## 課題文
┏━━

形や色など、形式の決まった工芸作品などを少しずつ抽象化していくプロセスを視覚化したものが、《静物画健在》の3点や《抽象水彩静物画》です。人物を除いて、人工物などを自由に配置して描くヨーロッパの絵画形式である「静物画」(Still Life)を参考にし、特にその中で取り扱われるカテゴリーの一つである「儚さ」(Vanitas)と、ものづくりの職人さんたちが制作される作品を取り巻く状況を重ね合わせた作品です。色を排除したり、輪郭線だけにしたり、まったく形を変化させたりして、子供達に馴染みのある塗り絵の形式にすることで、色や形の想像を誘発する視覚的な試みです。

┗━━

保存済みのデータ項目
┏━━

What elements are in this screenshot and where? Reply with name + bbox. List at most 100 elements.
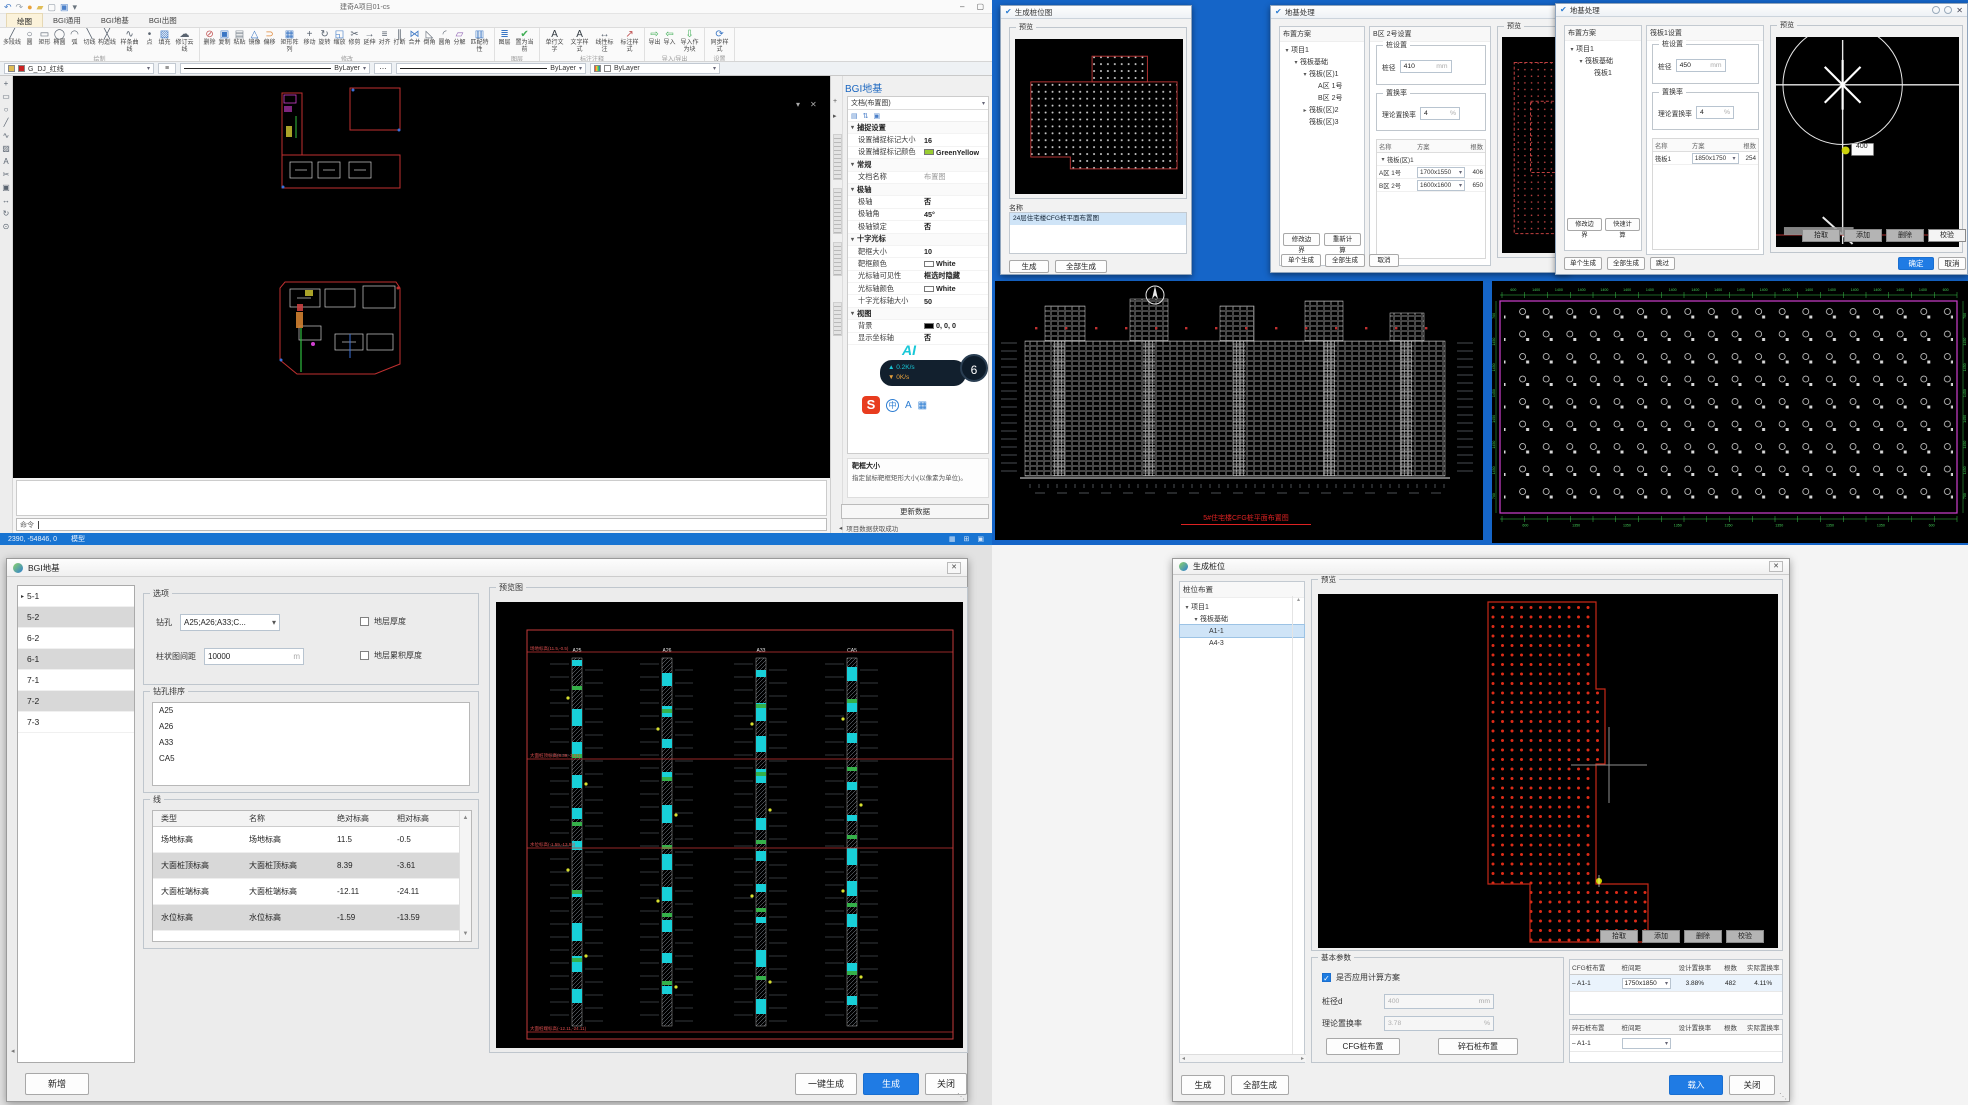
ratio-input[interactable]: 4 % [1696,106,1734,119]
lineweight-select[interactable]: ByLayer ▾ [180,63,370,74]
dialog-title-bar[interactable]: ✔ 生成桩位图 [1001,6,1191,19]
ribbon-item-文字样式[interactable]: A文字样式 [567,29,592,53]
property-row[interactable]: 十字光标轴大小50 [848,295,988,307]
spacing-select[interactable]: 1750x1850▾ [1622,978,1671,989]
tree-item-项目1[interactable]: ▾项目1 [1280,44,1364,56]
gravel-layout-button[interactable]: 碎石桩布置 [1438,1038,1518,1055]
tree-item-筏板(区)2[interactable]: ▸筏板(区)2 [1280,104,1364,116]
rotate-tool-icon[interactable]: ↻ [3,209,10,218]
scheme-row[interactable]: B区 2号1600x1600▾650 [1377,179,1485,192]
preview-button-校验[interactable]: 校验 [1928,229,1966,242]
ribbon-item-同步样式[interactable]: ⟳同步样式 [707,29,732,53]
ribbon-item-弧[interactable]: ◠弧 [67,29,82,47]
view-caret-icon[interactable]: ▾ [796,100,800,109]
button-跳过[interactable]: 跳过 [1650,257,1675,270]
ratio-input[interactable]: 4 % [1420,107,1460,120]
trim-tool-icon[interactable]: ✂ [3,170,10,179]
layer-thickness-checkbox[interactable] [360,617,369,626]
user-icon[interactable]: ● [27,2,32,12]
open-folder-icon[interactable]: ▰ [37,2,44,12]
edit-boundary-button[interactable]: 修改边界 [1283,233,1320,246]
quick-access-caret-icon[interactable]: ▾ [72,2,77,12]
new-file-icon[interactable]: ▢ [47,2,56,12]
tree-item-A1-1[interactable]: A1-1 [1180,625,1304,637]
ribbon-item-切线[interactable]: ╲切线 [82,29,97,47]
tree-item-A区 1号[interactable]: A区 1号 [1280,80,1364,92]
ribbon-item-修剪[interactable]: ✂修剪 [347,29,362,47]
tree-item-项目1[interactable]: ▾项目1 [1180,601,1304,613]
ribbon-item-点[interactable]: •点 [142,29,157,47]
ribbon-item-对齐[interactable]: ≡对齐 [377,29,392,47]
ribbon-item-椭圆[interactable]: ◯椭圆 [52,29,67,47]
close-button[interactable]: 关闭 [1729,1075,1775,1095]
ribbon-item-删除[interactable]: ⊘删除 [202,29,217,47]
property-group[interactable]: ▾十字光标 [848,234,988,246]
tree-item-筏板基础[interactable]: ▾筏板基础 [1280,56,1364,68]
borehole-item[interactable]: A33 [153,735,469,751]
circle-tool-icon[interactable]: ○ [4,105,9,114]
tree-item-筏板基础[interactable]: ▾筏板基础 [1180,613,1304,625]
ribbon-item-合并[interactable]: ⋈合并 [407,29,422,47]
view-close-icon[interactable]: ✕ [810,100,817,109]
generate-all-button[interactable]: 全部生成 [1055,260,1107,273]
spacing-select[interactable]: ▾ [1622,1038,1671,1049]
property-row[interactable]: 光标轴颜色White [848,283,988,295]
ime-keyboard-icon[interactable]: ▦ [918,400,927,411]
ribbon-item-偏移[interactable]: ⊃偏移 [262,29,277,47]
preview-button-添加[interactable]: 添加 [1844,229,1882,242]
resize-grip[interactable]: ⋱ [957,1092,965,1101]
spacing-input[interactable]: 10000 m [204,648,304,665]
tree-item-筏板(区)1[interactable]: ▾筏板(区)1 [1280,68,1364,80]
borehole-item[interactable]: CA5 [153,751,469,767]
update-data-button[interactable]: 更新数据 [841,504,989,519]
pile-row[interactable]: – A1-1▾ [1570,1035,1782,1052]
save-icon[interactable]: ▣ [60,2,69,12]
dialog-title-bar[interactable]: ✔ 地基处理 ✕ [1556,4,1967,17]
measure-tool-icon[interactable]: ↔ [2,196,10,205]
profile-list-item[interactable]: 6-1 [18,649,134,670]
property-group[interactable]: ▾视图 [848,308,988,320]
linetype-icon[interactable]: ⋯ [374,63,392,74]
ribbon-item-构造线[interactable]: ╳构造线 [97,29,117,47]
lineweight-icon[interactable]: ≡ [158,63,176,74]
borehole-preview-canvas[interactable]: A25A26A33CA5场地标高(11.5,-0.5)大面桩顶标高(8.39,-… [496,602,963,1048]
ribbon-tab-BGI通用[interactable]: BGI通用 [43,13,91,27]
scheme-row[interactable]: ▾筏板(区)1 [1377,153,1485,166]
preview-button-校验[interactable]: 校验 [1726,930,1764,943]
generate-button[interactable]: 生成 [1181,1075,1225,1095]
ribbon-tab-BGI地基[interactable]: BGI地基 [91,13,139,27]
categorize-icon[interactable]: ▤ [851,112,858,120]
help-icon[interactable] [1932,6,1940,14]
generate-button[interactable]: 生成 [863,1073,919,1095]
profile-list-item[interactable]: 7-2 [18,691,134,712]
ribbon-item-匹配特性[interactable]: ▥匹配特性 [467,29,492,53]
edit-boundary-button[interactable]: 修改边界 [1567,218,1602,231]
status-icon[interactable]: ⊞ [964,535,970,543]
dialog-title-bar[interactable]: BGI地基 ✕ [7,559,967,577]
collapse-icon[interactable]: ◂ [11,1047,15,1055]
generate-all-button[interactable]: 全部生成 [1325,254,1365,267]
collapse-icon[interactable]: ◂ [839,524,842,532]
tree-item-A4-3[interactable]: A4-3 [1180,637,1304,649]
line-tool-icon[interactable]: ╱ [4,118,9,127]
table-scrollbar[interactable]: ▲▼ [459,811,471,941]
tree-item-筏板1[interactable]: 筏板1 [1565,67,1641,79]
settings-tool-icon[interactable]: ⊙ [3,222,10,231]
cfg-layout-button[interactable]: CFG桩布置 [1326,1038,1400,1055]
tree-item-筏板基础[interactable]: ▾筏板基础 [1565,55,1641,67]
scheme-row[interactable]: A区 1号1700x1550▾406 [1377,166,1485,179]
pile-diameter-input[interactable]: 450 mm [1676,59,1726,72]
cancel-button[interactable]: 取消 [1369,254,1399,267]
copy-tool-icon[interactable]: ▣ [2,183,10,192]
tree-item-B区 2号[interactable]: B区 2号 [1280,92,1364,104]
ribbon-item-旋转[interactable]: ↻旋转 [317,29,332,47]
borehole-item[interactable]: A26 [153,719,469,735]
drill-select[interactable]: A25;A26;A33;C... ▾ [180,614,280,631]
ribbon-item-延伸[interactable]: →延伸 [362,29,377,47]
pin-icon[interactable] [1944,6,1952,14]
ribbon-item-分解[interactable]: ▱分解 [452,29,467,47]
text-tool-icon[interactable]: A [3,157,8,166]
sogou-logo[interactable]: S [862,396,880,414]
layer-select[interactable]: G_DJ_红线 ▾ [4,63,154,74]
tree-item-筏板(区)3[interactable]: 筏板(区)3 [1280,116,1364,128]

┗━━

## 課題の指示
1. 静物画を題材にした作品解説の課題文から、「形や色など、形式の決まった工」から「を誘発する視覚的な試みです。」までの部分を一字一句変えずに書き写してください。
2. 静物画を題材にした作品解説の課題文について、次の問いに答えてください。
(a) 抽象化のプロセスを視覚化した作品として挙げられているのは何ですか。
(b) 静物画の中で取り扱われるカテゴリーのうち、作品で職人さんたちの状況と重ね合わせられているものは何ですか。
(c) 色を排除したり輪郭線だけにしたりして、どのような形式にしていますか。
3. 静物画を題材にした作品解説の課題文の続きを、最後の文の後から書いてください。
このデータは課題文とは別の出典から取られたものです。

## 本課題の解答
1.
形や色など、形式の決まった工芸作品などを少しずつ抽象化していくプロセスを視覚化したものが、《静物画健在》の3点や《抽象水彩静物画》です。人物を除いて、人工物などを自由に配置して描くヨーロッパの絵画形式である「静物画」(Still Life)を参考にし、特にその中で取り扱われるカテゴリーの一つである「儚さ」(Vanitas)と、ものづくりの職人さんたちが制作される作品を取り巻く状況を重ね合わせた作品です。色を排除したり、輪郭線だけにしたり、まったく形を変化させたりして、子供達に馴染みのある塗り絵の形式にすることで、色や形の想像を誘発する視覚的な試みです。

2.
(a) 《静物画健在》の3点と《抽象水彩静物画》です。
(b) 「儚さ」(Vanitas)です。
(c) 子供達に馴染みのある塗り絵の形式です。

3.
《作り手》は実際に職人さんたちの工房でお話を伺った際に撮影した動画を、極力手先の動きに焦点を当てることで、普段、馴染みのないものづくりの制作過程を神秘的に映し出すビデオ作品です。全部で12場面で構成され、それぞれ15秒から1分30秒ほどの断片化された超短編場面をつなぎ合わせた内容になっています。  
《神様たちの聞く音色》は、《作り手》のビデオ作品が持つ職人さんたちの神秘的な印象を、フィクションとして神話的に書き下ろした短編の文章作品です。実際の取材をもとに発展させた内容で、文章を通して観念的に想像を膨らませる試みです。文中にはビデオや平面作品では表現されていない美術史や美術作品などを想起させる内容も含まれています。
伝統の維持や時代に合わせた変化の間で起こる苦悩や葛藤を抽象的かつ観念的に事実とフィクションを織り交ぜた作品群として、また、山口県内の工芸を新たな視点と感覚で見ていただける機会として、新たな理解や解釈を楽しんでいただければ幸いと思います。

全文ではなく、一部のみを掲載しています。